TASK: Without the pictures, reproduce the records that follow exactly.

SUPPLIED DATA:
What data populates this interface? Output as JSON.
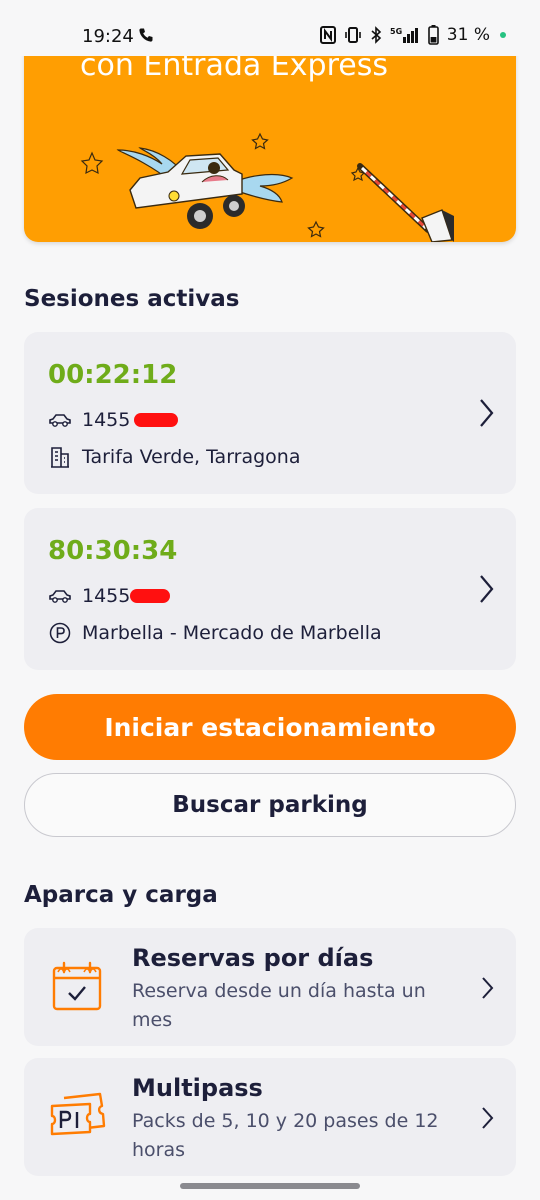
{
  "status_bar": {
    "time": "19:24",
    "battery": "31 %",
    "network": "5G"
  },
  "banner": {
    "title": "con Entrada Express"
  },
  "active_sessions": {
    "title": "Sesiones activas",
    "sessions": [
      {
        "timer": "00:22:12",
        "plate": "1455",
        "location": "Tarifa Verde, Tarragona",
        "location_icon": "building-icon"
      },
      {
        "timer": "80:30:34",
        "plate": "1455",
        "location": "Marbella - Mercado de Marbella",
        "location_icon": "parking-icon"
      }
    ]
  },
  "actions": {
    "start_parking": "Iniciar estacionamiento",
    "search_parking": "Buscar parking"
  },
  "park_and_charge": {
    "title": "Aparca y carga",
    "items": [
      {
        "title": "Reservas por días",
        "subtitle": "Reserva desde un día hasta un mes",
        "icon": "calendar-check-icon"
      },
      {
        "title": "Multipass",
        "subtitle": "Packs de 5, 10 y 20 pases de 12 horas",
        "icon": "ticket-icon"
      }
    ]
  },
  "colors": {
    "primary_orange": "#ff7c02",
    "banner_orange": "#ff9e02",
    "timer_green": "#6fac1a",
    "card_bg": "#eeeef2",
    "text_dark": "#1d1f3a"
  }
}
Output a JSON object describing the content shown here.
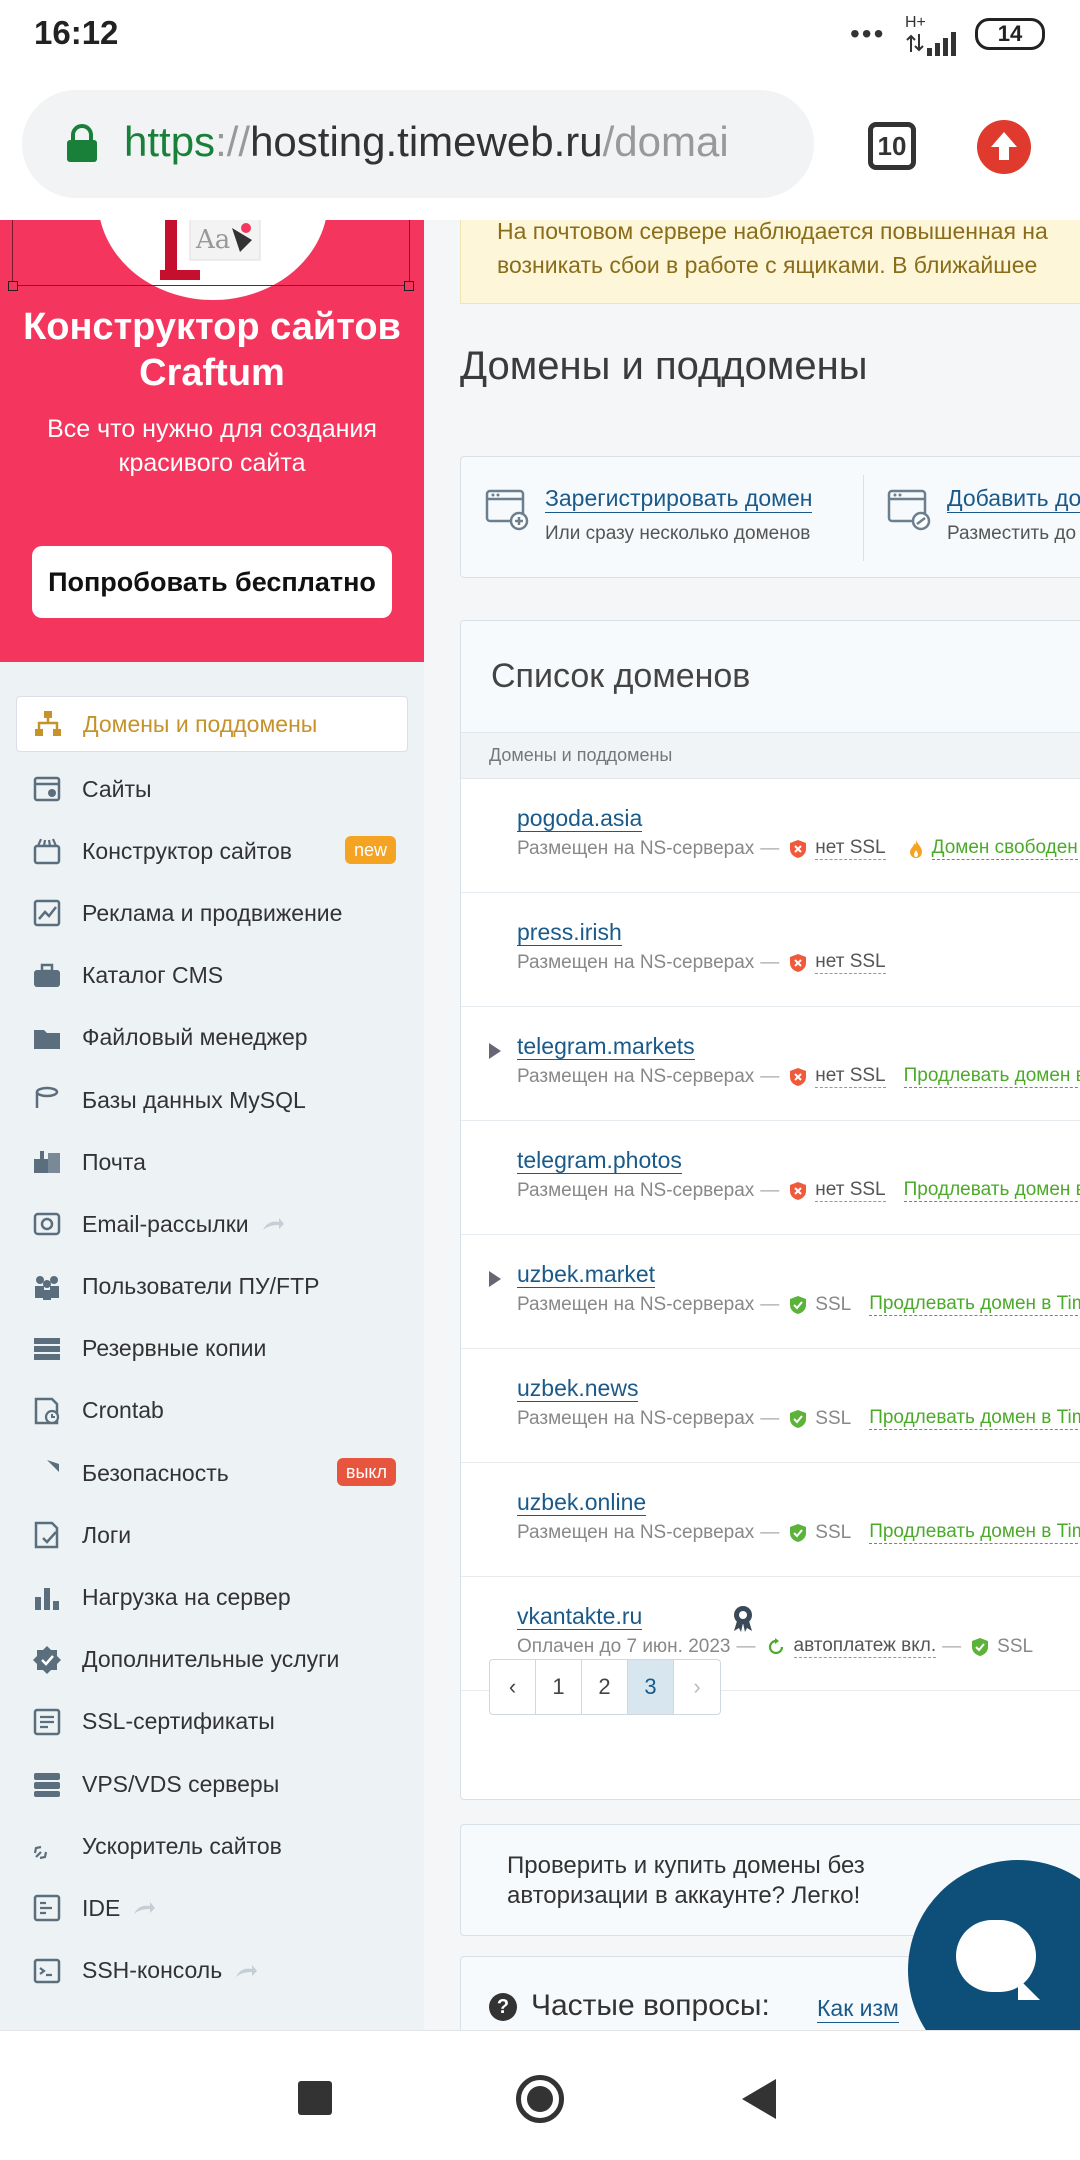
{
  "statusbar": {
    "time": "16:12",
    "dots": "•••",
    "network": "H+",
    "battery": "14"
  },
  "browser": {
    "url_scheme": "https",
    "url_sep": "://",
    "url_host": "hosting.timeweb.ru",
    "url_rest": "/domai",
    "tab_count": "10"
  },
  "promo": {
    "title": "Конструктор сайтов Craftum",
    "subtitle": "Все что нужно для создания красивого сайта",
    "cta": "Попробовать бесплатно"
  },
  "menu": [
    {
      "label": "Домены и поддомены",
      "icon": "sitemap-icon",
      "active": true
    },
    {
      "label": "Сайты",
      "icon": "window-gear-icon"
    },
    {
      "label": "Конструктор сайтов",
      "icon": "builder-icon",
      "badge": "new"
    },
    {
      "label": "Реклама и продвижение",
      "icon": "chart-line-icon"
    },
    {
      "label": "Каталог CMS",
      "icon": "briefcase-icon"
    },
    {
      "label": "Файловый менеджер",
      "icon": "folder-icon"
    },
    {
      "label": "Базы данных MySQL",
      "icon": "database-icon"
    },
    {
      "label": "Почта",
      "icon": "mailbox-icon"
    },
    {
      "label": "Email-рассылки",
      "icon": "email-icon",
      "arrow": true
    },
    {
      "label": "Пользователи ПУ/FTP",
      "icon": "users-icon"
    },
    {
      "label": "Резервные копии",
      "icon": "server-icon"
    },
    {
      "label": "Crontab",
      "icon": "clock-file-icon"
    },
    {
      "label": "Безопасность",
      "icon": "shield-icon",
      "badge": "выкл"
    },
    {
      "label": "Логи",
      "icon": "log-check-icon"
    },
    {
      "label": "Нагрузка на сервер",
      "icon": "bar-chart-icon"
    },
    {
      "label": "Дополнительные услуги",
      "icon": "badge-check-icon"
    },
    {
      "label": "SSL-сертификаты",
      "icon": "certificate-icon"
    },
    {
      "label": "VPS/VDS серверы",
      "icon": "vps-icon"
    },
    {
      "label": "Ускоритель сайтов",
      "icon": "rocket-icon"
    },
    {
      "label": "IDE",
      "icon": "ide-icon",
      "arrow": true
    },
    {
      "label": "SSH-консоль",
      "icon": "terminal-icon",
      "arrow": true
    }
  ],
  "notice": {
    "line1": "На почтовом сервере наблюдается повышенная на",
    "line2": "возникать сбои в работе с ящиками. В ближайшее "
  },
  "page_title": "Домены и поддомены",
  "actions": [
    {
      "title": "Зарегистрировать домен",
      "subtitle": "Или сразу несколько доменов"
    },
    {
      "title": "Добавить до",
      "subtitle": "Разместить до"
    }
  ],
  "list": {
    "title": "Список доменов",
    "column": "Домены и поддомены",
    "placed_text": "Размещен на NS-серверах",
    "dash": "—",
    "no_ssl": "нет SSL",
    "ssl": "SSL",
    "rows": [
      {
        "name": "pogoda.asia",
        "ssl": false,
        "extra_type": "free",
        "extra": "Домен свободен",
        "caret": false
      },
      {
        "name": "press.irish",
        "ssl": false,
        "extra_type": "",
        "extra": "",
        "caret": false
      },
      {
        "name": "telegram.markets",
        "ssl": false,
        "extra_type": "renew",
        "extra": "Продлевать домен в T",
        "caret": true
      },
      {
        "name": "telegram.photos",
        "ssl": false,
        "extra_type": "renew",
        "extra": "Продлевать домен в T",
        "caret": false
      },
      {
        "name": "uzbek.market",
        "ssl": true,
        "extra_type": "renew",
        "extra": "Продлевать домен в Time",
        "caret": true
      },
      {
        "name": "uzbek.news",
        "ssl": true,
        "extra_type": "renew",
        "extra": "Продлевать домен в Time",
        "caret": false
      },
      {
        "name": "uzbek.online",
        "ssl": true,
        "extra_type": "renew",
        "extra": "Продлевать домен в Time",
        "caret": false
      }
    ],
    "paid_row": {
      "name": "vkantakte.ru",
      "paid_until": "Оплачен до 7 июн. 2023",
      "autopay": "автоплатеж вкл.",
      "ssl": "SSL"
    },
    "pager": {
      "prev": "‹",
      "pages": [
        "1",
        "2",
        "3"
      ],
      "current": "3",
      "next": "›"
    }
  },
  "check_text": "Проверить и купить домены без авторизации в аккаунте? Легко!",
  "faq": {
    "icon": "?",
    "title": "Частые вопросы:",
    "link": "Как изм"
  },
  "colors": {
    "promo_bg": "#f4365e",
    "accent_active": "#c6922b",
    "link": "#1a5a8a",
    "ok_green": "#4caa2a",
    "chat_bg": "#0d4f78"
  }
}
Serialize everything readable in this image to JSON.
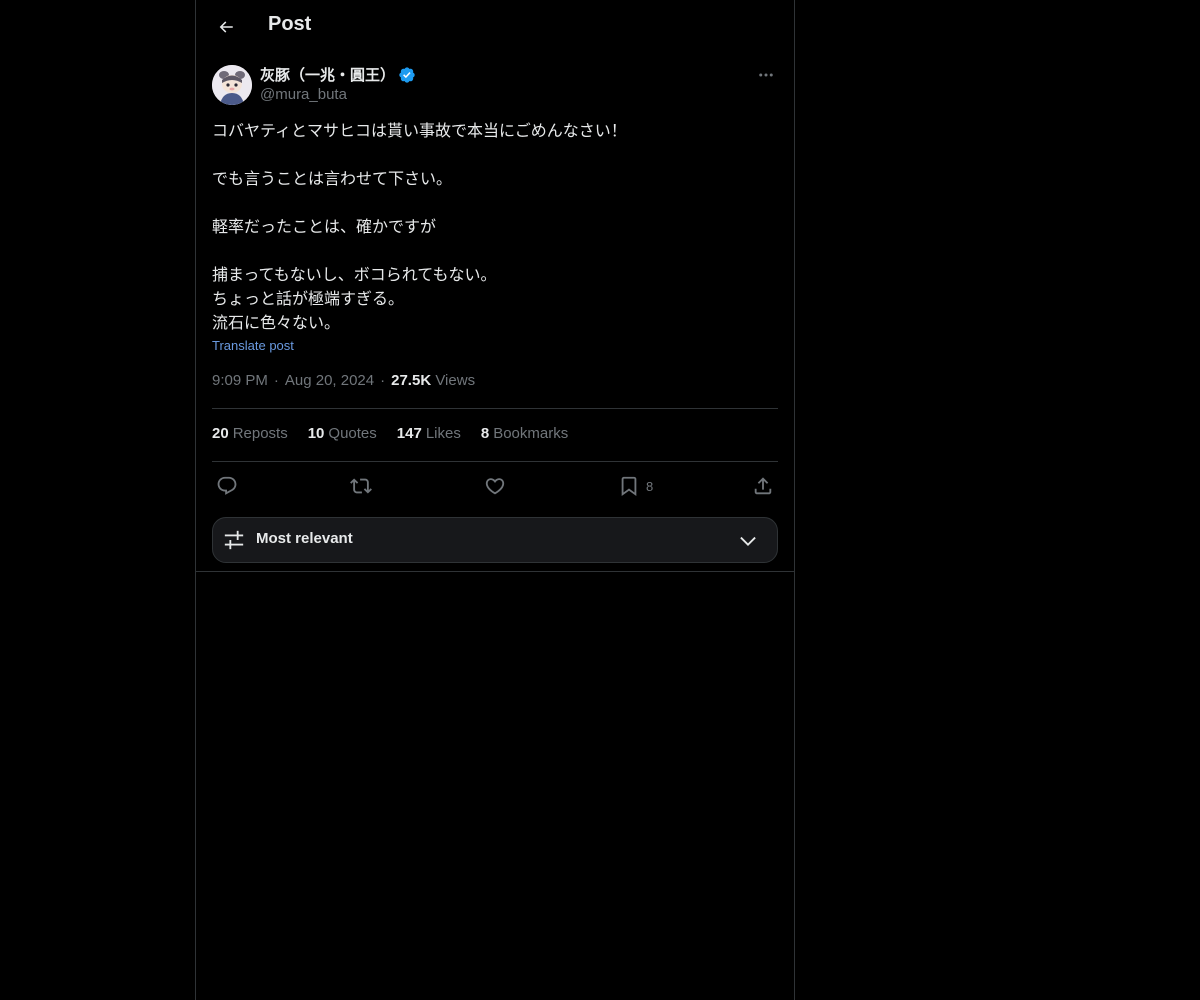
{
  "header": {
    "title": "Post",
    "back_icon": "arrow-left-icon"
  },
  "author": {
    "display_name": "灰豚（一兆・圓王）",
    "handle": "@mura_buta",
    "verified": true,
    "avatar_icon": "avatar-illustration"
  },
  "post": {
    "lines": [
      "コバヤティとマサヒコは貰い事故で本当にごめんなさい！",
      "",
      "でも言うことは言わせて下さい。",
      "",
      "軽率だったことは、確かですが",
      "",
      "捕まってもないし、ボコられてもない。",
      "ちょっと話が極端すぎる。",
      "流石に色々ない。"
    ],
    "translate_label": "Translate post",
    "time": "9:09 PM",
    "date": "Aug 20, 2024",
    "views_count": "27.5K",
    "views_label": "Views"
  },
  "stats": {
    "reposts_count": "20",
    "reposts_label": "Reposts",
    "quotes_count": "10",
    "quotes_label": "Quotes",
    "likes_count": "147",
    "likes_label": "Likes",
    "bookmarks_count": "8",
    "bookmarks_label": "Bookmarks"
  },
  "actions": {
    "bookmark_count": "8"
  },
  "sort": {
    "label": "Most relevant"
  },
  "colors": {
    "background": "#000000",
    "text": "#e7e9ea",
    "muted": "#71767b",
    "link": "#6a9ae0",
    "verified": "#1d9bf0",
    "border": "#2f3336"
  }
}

WORKED ANSWER:
What data populates this interface? Output as JSON.
{
  "status_bar": {
    "time": "19:24",
    "battery": "31 %",
    "network": "5G"
  },
  "banner": {
    "title": "con Entrada Express"
  },
  "active_sessions": {
    "title": "Sesiones activas",
    "sessions": [
      {
        "timer": "00:22:12",
        "plate": "1455",
        "location": "Tarifa Verde, Tarragona",
        "location_icon": "building-icon"
      },
      {
        "timer": "80:30:34",
        "plate": "1455",
        "location": "Marbella - Mercado de Marbella",
        "location_icon": "parking-icon"
      }
    ]
  },
  "actions": {
    "start_parking": "Iniciar estacionamiento",
    "search_parking": "Buscar parking"
  },
  "park_and_charge": {
    "title": "Aparca y carga",
    "items": [
      {
        "title": "Reservas por días",
        "subtitle": "Reserva desde un día hasta un mes",
        "icon": "calendar-check-icon"
      },
      {
        "title": "Multipass",
        "subtitle": "Packs de 5, 10 y 20 pases de 12 horas",
        "icon": "ticket-icon"
      }
    ]
  },
  "colors": {
    "primary_orange": "#ff7c02",
    "banner_orange": "#ff9e02",
    "timer_green": "#6fac1a",
    "card_bg": "#eeeef2",
    "text_dark": "#1d1f3a"
  }
}
Output a JSON object describing the content shown here.
{
  "statusbar": {
    "time": "16:12",
    "dots": "•••",
    "network": "H+",
    "battery": "14"
  },
  "browser": {
    "url_scheme": "https",
    "url_sep": "://",
    "url_host": "hosting.timeweb.ru",
    "url_rest": "/domai",
    "tab_count": "10"
  },
  "promo": {
    "title": "Конструктор сайтов Craftum",
    "subtitle": "Все что нужно для создания красивого сайта",
    "cta": "Попробовать бесплатно"
  },
  "menu": [
    {
      "label": "Домены и поддомены",
      "icon": "sitemap-icon",
      "active": true
    },
    {
      "label": "Сайты",
      "icon": "window-gear-icon"
    },
    {
      "label": "Конструктор сайтов",
      "icon": "builder-icon",
      "badge": "new"
    },
    {
      "label": "Реклама и продвижение",
      "icon": "chart-line-icon"
    },
    {
      "label": "Каталог CMS",
      "icon": "briefcase-icon"
    },
    {
      "label": "Файловый менеджер",
      "icon": "folder-icon"
    },
    {
      "label": "Базы данных MySQL",
      "icon": "database-icon"
    },
    {
      "label": "Почта",
      "icon": "mailbox-icon"
    },
    {
      "label": "Email-рассылки",
      "icon": "email-icon",
      "arrow": true
    },
    {
      "label": "Пользователи ПУ/FTP",
      "icon": "users-icon"
    },
    {
      "label": "Резервные копии",
      "icon": "server-icon"
    },
    {
      "label": "Crontab",
      "icon": "clock-file-icon"
    },
    {
      "label": "Безопасность",
      "icon": "shield-icon",
      "badge": "выкл"
    },
    {
      "label": "Логи",
      "icon": "log-check-icon"
    },
    {
      "label": "Нагрузка на сервер",
      "icon": "bar-chart-icon"
    },
    {
      "label": "Дополнительные услуги",
      "icon": "badge-check-icon"
    },
    {
      "label": "SSL-сертификаты",
      "icon": "certificate-icon"
    },
    {
      "label": "VPS/VDS серверы",
      "icon": "vps-icon"
    },
    {
      "label": "Ускоритель сайтов",
      "icon": "rocket-icon"
    },
    {
      "label": "IDE",
      "icon": "ide-icon",
      "arrow": true
    },
    {
      "label": "SSH-консоль",
      "icon": "terminal-icon",
      "arrow": true
    }
  ],
  "notice": {
    "line1": "На почтовом сервере наблюдается повышенная на",
    "line2": "возникать сбои в работе с ящиками. В ближайшее "
  },
  "page_title": "Домены и поддомены",
  "actions": [
    {
      "title": "Зарегистрировать домен",
      "subtitle": "Или сразу несколько доменов"
    },
    {
      "title": "Добавить до",
      "subtitle": "Разместить до"
    }
  ],
  "list": {
    "title": "Список доменов",
    "column": "Домены и поддомены",
    "placed_text": "Размещен на NS-серверах",
    "dash": "—",
    "no_ssl": "нет SSL",
    "ssl": "SSL",
    "rows": [
      {
        "name": "pogoda.asia",
        "ssl": false,
        "extra_type": "free",
        "extra": "Домен свободен",
        "caret": false
      },
      {
        "name": "press.irish",
        "ssl": false,
        "extra_type": "",
        "extra": "",
        "caret": false
      },
      {
        "name": "telegram.markets",
        "ssl": false,
        "extra_type": "renew",
        "extra": "Продлевать домен в T",
        "caret": true
      },
      {
        "name": "telegram.photos",
        "ssl": false,
        "extra_type": "renew",
        "extra": "Продлевать домен в T",
        "caret": false
      },
      {
        "name": "uzbek.market",
        "ssl": true,
        "extra_type": "renew",
        "extra": "Продлевать домен в Time",
        "caret": true
      },
      {
        "name": "uzbek.news",
        "ssl": true,
        "extra_type": "renew",
        "extra": "Продлевать домен в Time",
        "caret": false
      },
      {
        "name": "uzbek.online",
        "ssl": true,
        "extra_type": "renew",
        "extra": "Продлевать домен в Time",
        "caret": false
      }
    ],
    "paid_row": {
      "name": "vkantakte.ru",
      "paid_until": "Оплачен до 7 июн. 2023",
      "autopay": "автоплатеж вкл.",
      "ssl": "SSL"
    },
    "pager": {
      "prev": "‹",
      "pages": [
        "1",
        "2",
        "3"
      ],
      "current": "3",
      "next": "›"
    }
  },
  "check_text": "Проверить и купить домены без авторизации в аккаунте? Легко!",
  "faq": {
    "icon": "?",
    "title": "Частые вопросы:",
    "link": "Как изм"
  },
  "colors": {
    "promo_bg": "#f4365e",
    "accent_active": "#c6922b",
    "link": "#1a5a8a",
    "ok_green": "#4caa2a",
    "chat_bg": "#0d4f78"
  }
}
Serialize everything readable in this image to JSON.
{
  "header": {
    "title": "Post",
    "back_icon": "arrow-left-icon"
  },
  "author": {
    "display_name": "灰豚（一兆・圓王）",
    "handle": "@mura_buta",
    "verified": true,
    "avatar_icon": "avatar-illustration"
  },
  "post": {
    "lines": [
      "コバヤティとマサヒコは貰い事故で本当にごめんなさい！",
      "",
      "でも言うことは言わせて下さい。",
      "",
      "軽率だったことは、確かですが",
      "",
      "捕まってもないし、ボコられてもない。",
      "ちょっと話が極端すぎる。",
      "流石に色々ない。"
    ],
    "translate_label": "Translate post",
    "time": "9:09 PM",
    "date": "Aug 20, 2024",
    "views_count": "27.5K",
    "views_label": "Views"
  },
  "stats": {
    "reposts_count": "20",
    "reposts_label": "Reposts",
    "quotes_count": "10",
    "quotes_label": "Quotes",
    "likes_count": "147",
    "likes_label": "Likes",
    "bookmarks_count": "8",
    "bookmarks_label": "Bookmarks"
  },
  "actions": {
    "bookmark_count": "8"
  },
  "sort": {
    "label": "Most relevant"
  },
  "colors": {
    "background": "#000000",
    "text": "#e7e9ea",
    "muted": "#71767b",
    "link": "#6a9ae0",
    "verified": "#1d9bf0",
    "border": "#2f3336"
  }
}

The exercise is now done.